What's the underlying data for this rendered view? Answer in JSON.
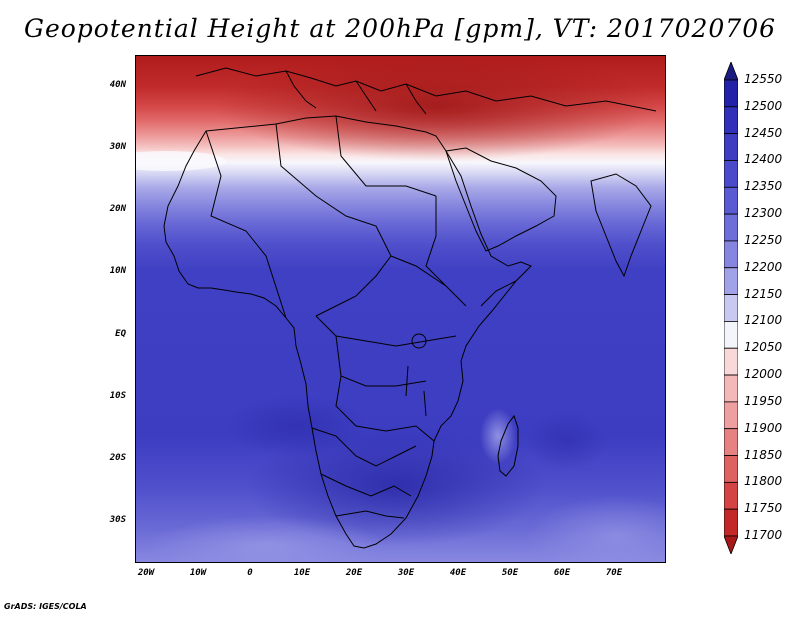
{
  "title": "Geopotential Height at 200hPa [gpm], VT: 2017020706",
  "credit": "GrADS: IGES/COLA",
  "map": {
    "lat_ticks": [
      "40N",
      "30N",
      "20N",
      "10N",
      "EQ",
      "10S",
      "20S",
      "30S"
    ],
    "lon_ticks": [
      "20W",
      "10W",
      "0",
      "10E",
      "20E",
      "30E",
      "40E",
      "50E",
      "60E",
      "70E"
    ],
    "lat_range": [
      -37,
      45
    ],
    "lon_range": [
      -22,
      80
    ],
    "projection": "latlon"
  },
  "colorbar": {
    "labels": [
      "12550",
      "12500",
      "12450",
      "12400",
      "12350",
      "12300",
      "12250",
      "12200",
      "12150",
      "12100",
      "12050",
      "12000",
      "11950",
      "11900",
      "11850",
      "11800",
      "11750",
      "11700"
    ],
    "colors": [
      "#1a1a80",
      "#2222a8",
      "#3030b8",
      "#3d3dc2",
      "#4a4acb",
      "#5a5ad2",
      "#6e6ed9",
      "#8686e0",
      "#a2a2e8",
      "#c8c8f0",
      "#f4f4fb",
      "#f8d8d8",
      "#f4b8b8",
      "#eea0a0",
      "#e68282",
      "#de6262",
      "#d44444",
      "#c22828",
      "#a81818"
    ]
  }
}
-=-=-
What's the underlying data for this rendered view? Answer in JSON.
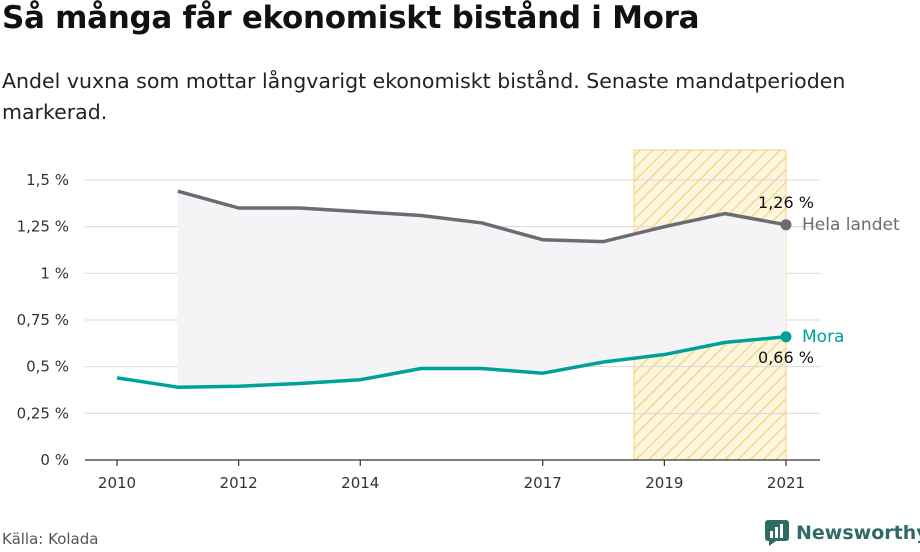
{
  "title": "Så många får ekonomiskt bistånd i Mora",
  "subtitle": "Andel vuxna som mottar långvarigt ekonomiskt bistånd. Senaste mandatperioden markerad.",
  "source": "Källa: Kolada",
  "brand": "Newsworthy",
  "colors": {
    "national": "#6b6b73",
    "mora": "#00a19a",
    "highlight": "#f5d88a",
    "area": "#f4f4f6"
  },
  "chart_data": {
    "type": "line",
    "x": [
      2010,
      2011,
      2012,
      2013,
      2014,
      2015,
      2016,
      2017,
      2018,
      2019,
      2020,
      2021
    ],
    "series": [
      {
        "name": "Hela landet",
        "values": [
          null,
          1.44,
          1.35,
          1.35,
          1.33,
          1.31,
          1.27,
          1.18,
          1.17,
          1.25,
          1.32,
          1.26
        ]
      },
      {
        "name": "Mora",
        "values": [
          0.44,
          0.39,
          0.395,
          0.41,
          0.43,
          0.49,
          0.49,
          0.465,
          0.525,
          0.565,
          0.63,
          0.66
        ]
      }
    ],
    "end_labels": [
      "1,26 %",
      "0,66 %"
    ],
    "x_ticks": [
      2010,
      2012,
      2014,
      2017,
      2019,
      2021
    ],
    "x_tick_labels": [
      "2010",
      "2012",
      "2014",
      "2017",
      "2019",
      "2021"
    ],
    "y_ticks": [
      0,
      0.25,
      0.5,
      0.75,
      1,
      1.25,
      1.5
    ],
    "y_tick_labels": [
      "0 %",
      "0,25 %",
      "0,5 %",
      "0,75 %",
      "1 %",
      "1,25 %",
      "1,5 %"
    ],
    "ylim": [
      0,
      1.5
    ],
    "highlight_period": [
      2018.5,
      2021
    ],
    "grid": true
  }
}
-=-=-
Task to complete:
Copy all lines from the data that hold the word "ekonomiskt".

Exercise answer:
  "title": "Så många får ekonomiskt bistånd i Mora",
  "subtitle": "Andel vuxna som mottar långvarigt ekonomiskt bistånd. Senaste mandatperioden markerad.",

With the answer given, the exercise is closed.